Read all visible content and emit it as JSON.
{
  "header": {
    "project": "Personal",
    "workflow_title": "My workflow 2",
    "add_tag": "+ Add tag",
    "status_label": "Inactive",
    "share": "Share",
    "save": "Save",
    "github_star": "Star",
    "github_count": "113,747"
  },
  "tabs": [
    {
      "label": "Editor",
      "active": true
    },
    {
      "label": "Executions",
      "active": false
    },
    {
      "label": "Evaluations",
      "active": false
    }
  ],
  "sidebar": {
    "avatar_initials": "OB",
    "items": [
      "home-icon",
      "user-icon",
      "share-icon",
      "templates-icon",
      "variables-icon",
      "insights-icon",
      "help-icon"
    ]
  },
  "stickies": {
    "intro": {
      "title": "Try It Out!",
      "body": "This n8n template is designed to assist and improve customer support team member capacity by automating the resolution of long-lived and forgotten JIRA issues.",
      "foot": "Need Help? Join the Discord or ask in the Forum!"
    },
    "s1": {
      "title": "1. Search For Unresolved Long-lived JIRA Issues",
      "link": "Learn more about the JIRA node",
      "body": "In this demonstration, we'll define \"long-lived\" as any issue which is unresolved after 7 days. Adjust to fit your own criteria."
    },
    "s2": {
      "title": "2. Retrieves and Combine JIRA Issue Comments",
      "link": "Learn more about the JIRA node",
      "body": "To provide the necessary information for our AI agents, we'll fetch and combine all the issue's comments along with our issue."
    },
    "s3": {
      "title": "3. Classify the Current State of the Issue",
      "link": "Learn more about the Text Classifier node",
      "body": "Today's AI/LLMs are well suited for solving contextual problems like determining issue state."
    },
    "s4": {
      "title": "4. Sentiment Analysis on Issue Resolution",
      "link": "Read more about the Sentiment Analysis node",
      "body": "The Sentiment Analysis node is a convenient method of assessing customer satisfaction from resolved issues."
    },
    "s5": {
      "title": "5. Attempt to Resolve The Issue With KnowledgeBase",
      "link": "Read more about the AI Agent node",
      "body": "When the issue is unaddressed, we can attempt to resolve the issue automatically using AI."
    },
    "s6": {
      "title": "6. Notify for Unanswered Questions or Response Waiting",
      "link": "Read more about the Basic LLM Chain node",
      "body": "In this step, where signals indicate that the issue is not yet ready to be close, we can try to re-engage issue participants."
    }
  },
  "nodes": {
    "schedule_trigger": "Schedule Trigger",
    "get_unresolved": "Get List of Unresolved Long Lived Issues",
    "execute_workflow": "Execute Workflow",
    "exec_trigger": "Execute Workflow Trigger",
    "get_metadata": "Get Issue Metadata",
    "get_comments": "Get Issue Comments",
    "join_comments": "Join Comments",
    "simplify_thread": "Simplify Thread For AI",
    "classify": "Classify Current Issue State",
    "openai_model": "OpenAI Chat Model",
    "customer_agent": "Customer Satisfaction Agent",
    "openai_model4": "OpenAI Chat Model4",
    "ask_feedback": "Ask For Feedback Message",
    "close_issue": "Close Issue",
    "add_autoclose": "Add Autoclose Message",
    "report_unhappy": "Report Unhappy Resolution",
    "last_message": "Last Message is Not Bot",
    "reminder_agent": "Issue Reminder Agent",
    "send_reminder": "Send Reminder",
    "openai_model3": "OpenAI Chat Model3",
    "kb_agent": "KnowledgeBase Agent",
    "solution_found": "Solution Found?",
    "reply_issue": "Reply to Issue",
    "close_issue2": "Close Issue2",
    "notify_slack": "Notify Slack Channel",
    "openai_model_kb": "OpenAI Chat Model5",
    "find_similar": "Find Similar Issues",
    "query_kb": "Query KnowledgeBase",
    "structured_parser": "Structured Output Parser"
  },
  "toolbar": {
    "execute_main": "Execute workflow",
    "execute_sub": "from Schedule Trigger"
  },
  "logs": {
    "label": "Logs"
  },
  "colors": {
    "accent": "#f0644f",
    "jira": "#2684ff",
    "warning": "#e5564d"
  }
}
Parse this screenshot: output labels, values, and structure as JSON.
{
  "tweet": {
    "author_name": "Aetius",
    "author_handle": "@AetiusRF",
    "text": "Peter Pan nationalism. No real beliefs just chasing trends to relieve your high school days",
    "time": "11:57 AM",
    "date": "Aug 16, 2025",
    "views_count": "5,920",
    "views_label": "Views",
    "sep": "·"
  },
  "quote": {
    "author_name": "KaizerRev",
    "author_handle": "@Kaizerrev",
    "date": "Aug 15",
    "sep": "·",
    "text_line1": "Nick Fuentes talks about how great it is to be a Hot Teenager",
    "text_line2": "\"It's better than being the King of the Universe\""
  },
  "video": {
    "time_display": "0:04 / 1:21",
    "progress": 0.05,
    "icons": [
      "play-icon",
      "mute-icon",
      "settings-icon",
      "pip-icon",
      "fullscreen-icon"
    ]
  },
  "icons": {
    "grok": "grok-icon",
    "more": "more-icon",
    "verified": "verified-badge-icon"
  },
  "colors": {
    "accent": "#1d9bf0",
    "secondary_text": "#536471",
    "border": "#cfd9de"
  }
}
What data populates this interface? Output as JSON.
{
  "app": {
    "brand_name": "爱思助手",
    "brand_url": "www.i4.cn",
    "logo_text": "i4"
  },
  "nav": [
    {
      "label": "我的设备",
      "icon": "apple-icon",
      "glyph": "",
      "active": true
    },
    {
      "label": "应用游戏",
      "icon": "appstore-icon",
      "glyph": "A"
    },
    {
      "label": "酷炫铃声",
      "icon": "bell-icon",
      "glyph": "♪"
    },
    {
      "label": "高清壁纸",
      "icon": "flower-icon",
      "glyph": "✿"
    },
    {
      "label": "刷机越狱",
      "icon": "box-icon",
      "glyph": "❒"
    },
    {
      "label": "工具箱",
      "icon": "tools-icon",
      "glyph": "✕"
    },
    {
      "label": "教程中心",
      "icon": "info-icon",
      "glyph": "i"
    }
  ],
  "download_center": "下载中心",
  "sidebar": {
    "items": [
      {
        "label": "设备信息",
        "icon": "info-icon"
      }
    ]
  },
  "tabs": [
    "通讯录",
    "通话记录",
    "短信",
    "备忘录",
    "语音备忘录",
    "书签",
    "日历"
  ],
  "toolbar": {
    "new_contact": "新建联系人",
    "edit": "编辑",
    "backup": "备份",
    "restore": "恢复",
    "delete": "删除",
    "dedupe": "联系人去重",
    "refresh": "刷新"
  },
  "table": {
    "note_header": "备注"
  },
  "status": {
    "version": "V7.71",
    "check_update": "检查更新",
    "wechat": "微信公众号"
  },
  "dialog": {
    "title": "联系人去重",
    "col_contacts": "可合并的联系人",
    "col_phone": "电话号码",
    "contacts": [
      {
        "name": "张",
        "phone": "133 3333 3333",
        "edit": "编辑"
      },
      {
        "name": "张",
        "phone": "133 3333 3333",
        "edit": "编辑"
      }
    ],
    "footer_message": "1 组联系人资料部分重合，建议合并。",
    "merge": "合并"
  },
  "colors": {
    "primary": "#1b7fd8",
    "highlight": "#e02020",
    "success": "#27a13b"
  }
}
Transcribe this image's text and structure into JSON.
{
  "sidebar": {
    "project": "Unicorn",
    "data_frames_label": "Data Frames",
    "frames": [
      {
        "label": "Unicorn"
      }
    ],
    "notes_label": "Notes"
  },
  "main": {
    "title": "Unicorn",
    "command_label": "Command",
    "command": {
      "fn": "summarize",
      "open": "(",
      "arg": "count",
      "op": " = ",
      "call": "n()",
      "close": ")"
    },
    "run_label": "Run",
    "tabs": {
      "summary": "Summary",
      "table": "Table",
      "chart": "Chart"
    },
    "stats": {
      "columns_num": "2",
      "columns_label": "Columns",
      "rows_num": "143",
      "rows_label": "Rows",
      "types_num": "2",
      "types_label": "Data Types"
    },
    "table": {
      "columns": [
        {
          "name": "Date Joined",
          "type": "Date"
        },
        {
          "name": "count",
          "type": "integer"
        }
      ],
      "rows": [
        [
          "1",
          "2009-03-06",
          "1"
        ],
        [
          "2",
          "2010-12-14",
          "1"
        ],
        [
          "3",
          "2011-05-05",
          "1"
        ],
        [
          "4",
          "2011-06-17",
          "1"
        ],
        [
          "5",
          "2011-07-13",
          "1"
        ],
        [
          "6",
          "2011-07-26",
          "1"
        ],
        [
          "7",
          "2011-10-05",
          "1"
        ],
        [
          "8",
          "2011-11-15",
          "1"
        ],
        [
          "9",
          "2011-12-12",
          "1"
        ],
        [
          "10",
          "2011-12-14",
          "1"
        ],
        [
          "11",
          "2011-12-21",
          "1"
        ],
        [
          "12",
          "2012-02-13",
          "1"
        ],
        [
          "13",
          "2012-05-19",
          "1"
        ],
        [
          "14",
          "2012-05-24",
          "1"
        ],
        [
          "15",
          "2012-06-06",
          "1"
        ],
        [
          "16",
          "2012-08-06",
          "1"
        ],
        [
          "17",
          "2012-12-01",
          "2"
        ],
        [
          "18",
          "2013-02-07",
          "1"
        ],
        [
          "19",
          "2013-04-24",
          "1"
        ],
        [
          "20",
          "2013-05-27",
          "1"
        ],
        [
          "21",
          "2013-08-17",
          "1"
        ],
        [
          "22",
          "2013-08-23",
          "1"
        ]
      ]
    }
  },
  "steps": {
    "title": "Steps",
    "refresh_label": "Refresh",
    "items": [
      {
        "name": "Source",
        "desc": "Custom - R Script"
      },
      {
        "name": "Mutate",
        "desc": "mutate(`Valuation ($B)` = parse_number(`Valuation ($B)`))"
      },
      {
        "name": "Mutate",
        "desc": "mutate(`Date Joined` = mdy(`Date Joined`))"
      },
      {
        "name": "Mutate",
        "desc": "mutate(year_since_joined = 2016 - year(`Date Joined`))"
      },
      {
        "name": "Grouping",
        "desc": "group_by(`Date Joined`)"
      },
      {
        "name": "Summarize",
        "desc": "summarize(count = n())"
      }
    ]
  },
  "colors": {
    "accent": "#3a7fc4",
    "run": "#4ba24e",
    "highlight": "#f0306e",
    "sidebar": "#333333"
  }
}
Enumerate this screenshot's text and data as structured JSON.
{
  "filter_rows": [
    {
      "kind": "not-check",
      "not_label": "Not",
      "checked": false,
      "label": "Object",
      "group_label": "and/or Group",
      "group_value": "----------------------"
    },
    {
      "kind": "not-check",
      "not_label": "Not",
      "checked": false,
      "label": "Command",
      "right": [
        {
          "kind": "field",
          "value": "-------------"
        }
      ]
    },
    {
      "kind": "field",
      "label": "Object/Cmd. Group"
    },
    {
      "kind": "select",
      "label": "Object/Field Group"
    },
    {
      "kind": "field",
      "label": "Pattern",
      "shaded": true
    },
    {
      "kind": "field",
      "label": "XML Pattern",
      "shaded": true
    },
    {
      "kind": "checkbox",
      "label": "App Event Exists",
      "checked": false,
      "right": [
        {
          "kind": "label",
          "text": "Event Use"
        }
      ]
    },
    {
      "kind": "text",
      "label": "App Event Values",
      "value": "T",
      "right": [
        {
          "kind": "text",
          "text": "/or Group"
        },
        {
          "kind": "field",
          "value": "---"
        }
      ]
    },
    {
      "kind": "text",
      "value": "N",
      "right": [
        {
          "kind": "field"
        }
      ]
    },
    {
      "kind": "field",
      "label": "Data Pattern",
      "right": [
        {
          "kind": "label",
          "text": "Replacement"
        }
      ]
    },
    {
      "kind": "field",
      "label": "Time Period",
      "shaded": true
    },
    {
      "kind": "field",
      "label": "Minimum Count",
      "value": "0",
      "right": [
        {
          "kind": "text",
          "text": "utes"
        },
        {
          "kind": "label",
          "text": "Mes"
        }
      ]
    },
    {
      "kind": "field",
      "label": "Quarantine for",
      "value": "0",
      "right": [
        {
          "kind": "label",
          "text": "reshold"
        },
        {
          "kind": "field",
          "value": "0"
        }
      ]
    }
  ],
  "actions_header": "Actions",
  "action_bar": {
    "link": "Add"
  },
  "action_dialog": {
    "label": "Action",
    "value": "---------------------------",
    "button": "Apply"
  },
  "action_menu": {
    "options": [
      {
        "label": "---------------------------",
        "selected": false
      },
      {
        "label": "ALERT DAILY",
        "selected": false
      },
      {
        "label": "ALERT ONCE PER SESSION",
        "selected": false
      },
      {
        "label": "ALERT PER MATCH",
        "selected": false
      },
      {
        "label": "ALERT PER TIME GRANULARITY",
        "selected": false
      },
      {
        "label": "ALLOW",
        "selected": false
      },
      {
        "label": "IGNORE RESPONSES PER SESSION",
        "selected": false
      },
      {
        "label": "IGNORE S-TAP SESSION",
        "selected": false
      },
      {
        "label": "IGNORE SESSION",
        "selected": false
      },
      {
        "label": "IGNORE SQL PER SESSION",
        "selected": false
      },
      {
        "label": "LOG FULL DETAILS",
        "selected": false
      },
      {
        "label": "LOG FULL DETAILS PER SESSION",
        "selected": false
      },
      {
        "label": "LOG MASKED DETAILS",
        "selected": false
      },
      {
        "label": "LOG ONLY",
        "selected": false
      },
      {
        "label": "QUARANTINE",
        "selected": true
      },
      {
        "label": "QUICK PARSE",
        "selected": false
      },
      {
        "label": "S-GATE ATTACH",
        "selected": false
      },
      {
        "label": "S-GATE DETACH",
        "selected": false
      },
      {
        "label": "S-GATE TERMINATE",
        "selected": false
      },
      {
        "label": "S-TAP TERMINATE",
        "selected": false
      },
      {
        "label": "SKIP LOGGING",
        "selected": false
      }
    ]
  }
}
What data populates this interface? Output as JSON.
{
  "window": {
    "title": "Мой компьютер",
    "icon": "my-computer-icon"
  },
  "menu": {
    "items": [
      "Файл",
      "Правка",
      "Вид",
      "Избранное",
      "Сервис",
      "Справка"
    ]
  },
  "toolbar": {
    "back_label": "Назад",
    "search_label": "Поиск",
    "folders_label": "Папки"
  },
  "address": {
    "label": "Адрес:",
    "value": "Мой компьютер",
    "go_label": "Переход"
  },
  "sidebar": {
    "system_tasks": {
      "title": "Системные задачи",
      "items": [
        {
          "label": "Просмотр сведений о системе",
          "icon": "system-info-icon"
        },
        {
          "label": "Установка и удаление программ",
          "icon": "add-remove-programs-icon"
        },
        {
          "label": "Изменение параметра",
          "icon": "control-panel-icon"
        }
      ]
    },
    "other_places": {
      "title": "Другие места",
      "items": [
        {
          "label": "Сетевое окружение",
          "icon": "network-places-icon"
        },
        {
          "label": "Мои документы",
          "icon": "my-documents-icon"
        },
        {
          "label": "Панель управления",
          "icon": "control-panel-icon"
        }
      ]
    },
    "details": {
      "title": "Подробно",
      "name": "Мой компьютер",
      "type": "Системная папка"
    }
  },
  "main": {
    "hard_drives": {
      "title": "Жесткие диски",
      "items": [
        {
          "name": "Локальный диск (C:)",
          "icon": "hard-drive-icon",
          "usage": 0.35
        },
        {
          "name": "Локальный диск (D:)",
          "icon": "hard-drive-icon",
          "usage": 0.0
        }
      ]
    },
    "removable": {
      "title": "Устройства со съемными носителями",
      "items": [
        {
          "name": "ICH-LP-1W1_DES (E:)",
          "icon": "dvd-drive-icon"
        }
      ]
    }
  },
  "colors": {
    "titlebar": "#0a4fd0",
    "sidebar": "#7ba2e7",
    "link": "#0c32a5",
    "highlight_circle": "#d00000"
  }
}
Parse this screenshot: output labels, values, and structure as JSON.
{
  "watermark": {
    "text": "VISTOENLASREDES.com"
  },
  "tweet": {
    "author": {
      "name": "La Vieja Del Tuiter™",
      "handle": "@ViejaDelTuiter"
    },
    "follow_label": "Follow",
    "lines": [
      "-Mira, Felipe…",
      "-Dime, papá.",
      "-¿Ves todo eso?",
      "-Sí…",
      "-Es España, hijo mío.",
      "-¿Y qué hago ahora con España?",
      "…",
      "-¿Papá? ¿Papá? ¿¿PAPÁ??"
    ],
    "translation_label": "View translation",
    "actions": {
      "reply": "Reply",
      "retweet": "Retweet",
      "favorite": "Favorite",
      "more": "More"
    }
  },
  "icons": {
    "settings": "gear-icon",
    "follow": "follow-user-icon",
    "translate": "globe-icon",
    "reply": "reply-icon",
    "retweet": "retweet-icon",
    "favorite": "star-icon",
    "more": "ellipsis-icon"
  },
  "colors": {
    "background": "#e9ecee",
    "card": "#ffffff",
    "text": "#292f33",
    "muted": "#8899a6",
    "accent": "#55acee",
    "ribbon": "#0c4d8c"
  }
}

Short problem: In the entries above, count each line with "days"; reply with the total only.

Output of the task: 2